Task statement. How many lines of the data include the string "prescription"? State the number and nothing else.

Data supplied.
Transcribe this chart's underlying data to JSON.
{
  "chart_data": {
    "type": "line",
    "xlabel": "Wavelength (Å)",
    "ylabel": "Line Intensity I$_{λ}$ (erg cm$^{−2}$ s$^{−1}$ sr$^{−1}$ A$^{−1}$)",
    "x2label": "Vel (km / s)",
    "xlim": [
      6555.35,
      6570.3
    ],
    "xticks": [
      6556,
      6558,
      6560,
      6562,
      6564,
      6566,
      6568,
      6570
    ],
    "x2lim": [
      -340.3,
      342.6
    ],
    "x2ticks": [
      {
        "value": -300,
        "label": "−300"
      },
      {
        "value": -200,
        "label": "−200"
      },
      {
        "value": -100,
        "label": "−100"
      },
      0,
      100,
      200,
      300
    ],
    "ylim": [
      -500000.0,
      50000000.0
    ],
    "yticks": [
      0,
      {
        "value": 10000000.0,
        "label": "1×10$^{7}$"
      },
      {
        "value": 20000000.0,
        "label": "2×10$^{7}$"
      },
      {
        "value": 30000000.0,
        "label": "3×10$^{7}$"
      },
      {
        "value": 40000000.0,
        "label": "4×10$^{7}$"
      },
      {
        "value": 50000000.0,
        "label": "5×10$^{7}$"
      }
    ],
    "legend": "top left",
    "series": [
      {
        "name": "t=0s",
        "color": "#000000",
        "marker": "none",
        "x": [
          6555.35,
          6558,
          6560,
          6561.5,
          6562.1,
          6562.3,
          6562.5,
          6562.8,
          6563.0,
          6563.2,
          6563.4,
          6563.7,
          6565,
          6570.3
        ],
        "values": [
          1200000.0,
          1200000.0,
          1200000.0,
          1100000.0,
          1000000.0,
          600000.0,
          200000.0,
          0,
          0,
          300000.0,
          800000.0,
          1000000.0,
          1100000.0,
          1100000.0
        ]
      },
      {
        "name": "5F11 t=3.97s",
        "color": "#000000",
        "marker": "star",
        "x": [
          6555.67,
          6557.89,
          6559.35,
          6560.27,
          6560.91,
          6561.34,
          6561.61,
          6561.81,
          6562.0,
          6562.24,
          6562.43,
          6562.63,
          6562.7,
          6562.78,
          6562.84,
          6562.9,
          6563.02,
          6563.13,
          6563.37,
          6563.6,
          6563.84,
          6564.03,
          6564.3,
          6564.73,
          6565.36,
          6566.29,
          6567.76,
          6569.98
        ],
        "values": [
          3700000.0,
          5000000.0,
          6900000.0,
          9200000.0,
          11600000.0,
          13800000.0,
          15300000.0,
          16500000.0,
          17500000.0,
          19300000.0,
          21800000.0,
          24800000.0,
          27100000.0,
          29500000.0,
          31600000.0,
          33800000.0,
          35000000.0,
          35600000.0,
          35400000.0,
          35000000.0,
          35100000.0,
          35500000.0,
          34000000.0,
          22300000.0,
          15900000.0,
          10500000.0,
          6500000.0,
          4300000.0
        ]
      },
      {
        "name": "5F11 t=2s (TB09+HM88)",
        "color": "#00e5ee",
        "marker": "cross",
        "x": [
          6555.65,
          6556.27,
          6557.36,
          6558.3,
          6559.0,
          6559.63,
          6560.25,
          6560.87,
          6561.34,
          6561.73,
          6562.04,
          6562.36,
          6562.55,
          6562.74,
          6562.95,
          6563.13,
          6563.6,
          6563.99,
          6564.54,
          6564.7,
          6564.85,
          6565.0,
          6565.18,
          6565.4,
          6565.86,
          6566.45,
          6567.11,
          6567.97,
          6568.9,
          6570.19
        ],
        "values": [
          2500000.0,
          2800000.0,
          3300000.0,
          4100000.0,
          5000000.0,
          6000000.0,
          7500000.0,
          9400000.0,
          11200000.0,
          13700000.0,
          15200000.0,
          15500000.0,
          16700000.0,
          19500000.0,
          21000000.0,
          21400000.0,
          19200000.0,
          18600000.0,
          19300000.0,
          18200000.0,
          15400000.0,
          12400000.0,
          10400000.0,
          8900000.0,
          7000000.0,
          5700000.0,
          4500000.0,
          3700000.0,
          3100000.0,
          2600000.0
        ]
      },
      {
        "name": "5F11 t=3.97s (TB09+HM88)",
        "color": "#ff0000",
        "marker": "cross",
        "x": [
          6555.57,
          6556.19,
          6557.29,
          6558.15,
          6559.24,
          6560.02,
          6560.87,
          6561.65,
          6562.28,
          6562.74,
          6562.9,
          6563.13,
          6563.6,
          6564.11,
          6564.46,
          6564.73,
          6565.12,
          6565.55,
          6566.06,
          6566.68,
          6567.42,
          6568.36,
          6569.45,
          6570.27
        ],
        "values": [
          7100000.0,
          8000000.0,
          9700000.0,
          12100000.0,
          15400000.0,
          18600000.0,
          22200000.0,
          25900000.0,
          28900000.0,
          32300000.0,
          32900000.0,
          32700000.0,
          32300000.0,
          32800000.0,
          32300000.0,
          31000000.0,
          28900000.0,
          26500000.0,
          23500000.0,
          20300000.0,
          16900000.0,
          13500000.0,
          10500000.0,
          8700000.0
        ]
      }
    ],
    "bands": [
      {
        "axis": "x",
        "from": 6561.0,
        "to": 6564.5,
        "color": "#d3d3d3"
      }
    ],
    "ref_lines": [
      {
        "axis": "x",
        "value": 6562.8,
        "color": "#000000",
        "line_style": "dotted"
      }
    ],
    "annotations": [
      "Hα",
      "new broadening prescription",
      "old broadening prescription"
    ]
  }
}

Exercise result. 2